* Begin AVAILABLE DATA *

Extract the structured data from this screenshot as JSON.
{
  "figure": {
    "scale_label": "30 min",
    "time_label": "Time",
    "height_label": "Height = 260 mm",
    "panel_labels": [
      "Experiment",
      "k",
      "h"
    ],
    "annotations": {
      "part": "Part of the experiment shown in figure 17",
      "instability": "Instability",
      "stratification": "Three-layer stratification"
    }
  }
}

* End AVAILABLE DATA *

Retype the material in full, character for character.

Extract the structured data from this screenshot as JSON.
{
  "figure": {
    "scale_label": "30 min",
    "time_label": "Time",
    "height_label": "Height = 260 mm",
    "panel_labels": [
      "Experiment",
      "k",
      "h"
    ],
    "annotations": {
      "part": "Part of the experiment shown in figure 17",
      "instability": "Instability",
      "stratification": "Three-layer stratification"
    }
  }
}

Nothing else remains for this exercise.